#### Task details
The number of lines below containing the word "Laboratory" is all that should be returned.

___ Data shown

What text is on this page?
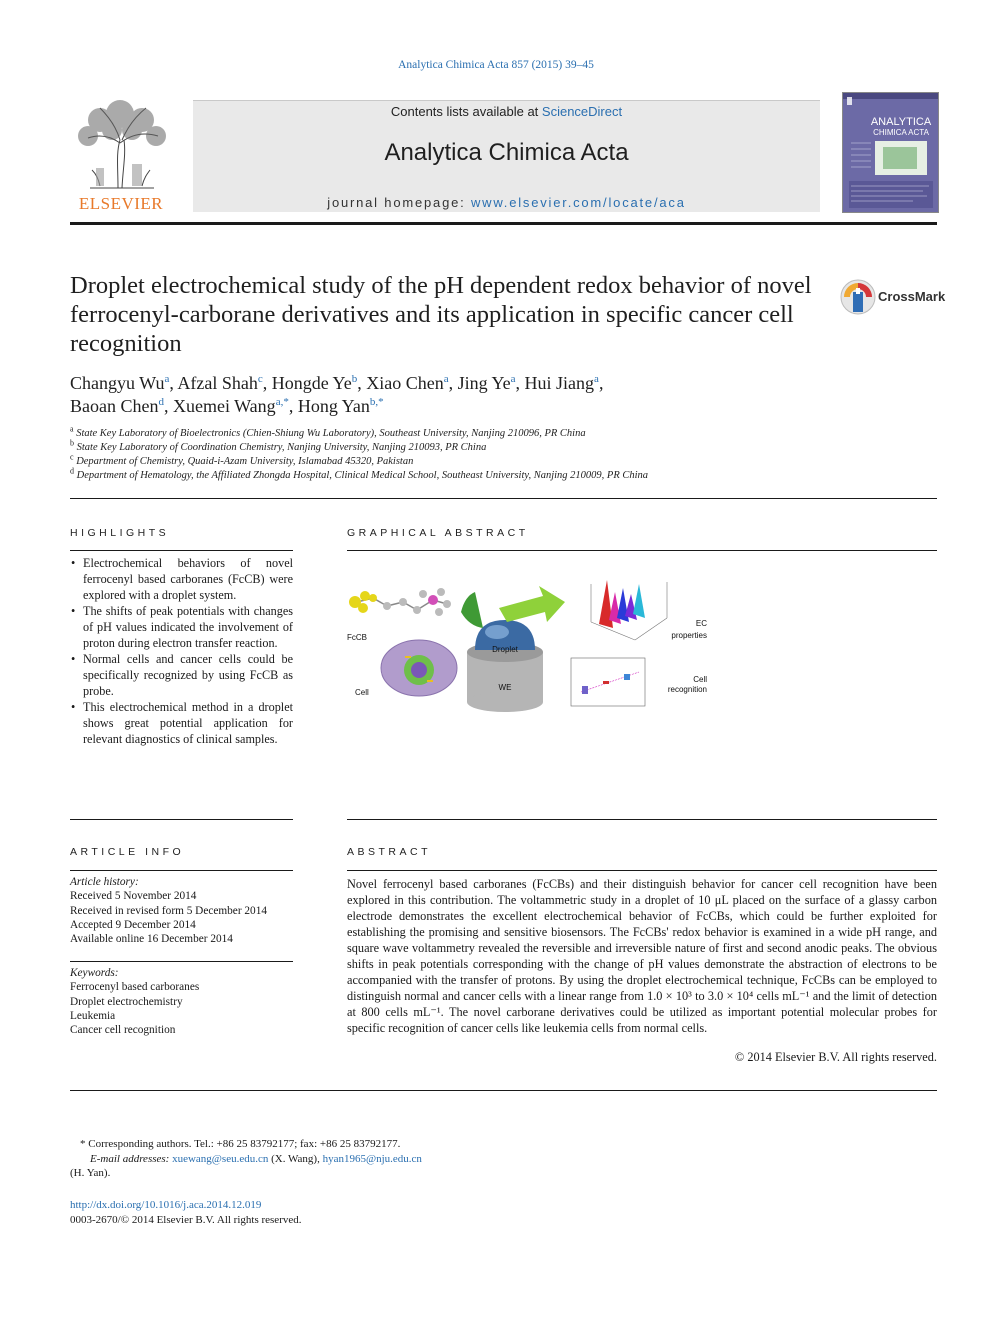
Analytica Chimica Acta 857 (2015) 39–45
ELSEVIER
Contents lists available at ScienceDirect
Analytica Chimica Acta
journal homepage: www.elsevier.com/locate/aca
ANALYTICA
CHIMICA ACTA
Droplet electrochemical study of the pH dependent redox behavior of novel ferrocenyl-carborane derivatives and its application in specific cancer cell recognition
CrossMark
Changyu Wu$^a$, Afzal Shah$^c$, Hongde Ye$^b$, Xiao Chen$^a$, Jing Ye$^a$, Hui Jiang$^a$,
Baoan Chen$^d$, Xuemei Wang$^{a,*}$, Hong Yan$^{b,*}$
$^a$ State Key Laboratory of Bioelectronics (Chien-Shiung Wu Laboratory), Southeast University, Nanjing 210096, PR China
$^b$ State Key Laboratory of Coordination Chemistry, Nanjing University, Nanjing 210093, PR China
$^c$ Department of Chemistry, Quaid-i-Azam University, Islamabad 45320, Pakistan
$^d$ Department of Hematology, the Affiliated Zhongda Hospital, Clinical Medical School, Southeast University, Nanjing 210009, PR China
HIGHLIGHTS
• Electrochemical behaviors of novel ferrocenyl based carboranes (FcCB) were explored with a droplet system.
• The shifts of peak potentials with changes of pH values indicated the involvement of proton during electron transfer reaction.
• Normal cells and cancer cells could be specifically recognized by using FcCB as probe.
• This electrochemical method in a droplet shows great potential application for relevant diagnostics of clinical samples.
GRAPHICAL ABSTRACT
FcCB
Cell
Droplet
WE
EC
properties
Cell
recognition
ARTICLE INFO
Article history:
Received 5 November 2014
Received in revised form 5 December 2014
Accepted 9 December 2014
Available online 16 December 2014
Keywords:
Ferrocenyl based carboranes
Droplet electrochemistry
Leukemia
Cancer cell recognition
ABSTRACT

Novel ferrocenyl based carboranes (FcCBs) and their distinguish behavior for cancer cell recognition have been explored in this contribution. The voltammetric study in a droplet of 10 μL placed on the surface of a glassy carbon electrode demonstrates the excellent electrochemical behavior of FcCBs, which could be further exploited for establishing the promising and sensitive biosensors. The FcCBs' redox behavior is examined in a wide pH range, and square wave voltammetry revealed the reversible and irreversible nature of first and second anodic peaks. The obvious shifts in peak potentials corresponding with the change of pH values demonstrate the abstraction of electrons to be accompanied with the transfer of protons. By using the droplet electrochemical technique, FcCBs can be employed to distinguish normal and cancer cells with a linear range from 1.0 × 10³ to 3.0 × 10⁴ cells mL⁻¹ and the limit of detection at 800 cells mL⁻¹. The novel carborane derivatives could be utilized as important potential molecular probes for specific recognition of cancer cells like leukemia cells from normal cells.

© 2014 Elsevier B.V. All rights reserved.
* Corresponding authors. Tel.: +86 25 83792177; fax: +86 25 83792177.
E-mail addresses: xuewang@seu.edu.cn (X. Wang), hyan1965@nju.edu.cn
(H. Yan).
http://dx.doi.org/10.1016/j.aca.2014.12.019
0003-2670/© 2014 Elsevier B.V. All rights reserved.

______

#### Response below
2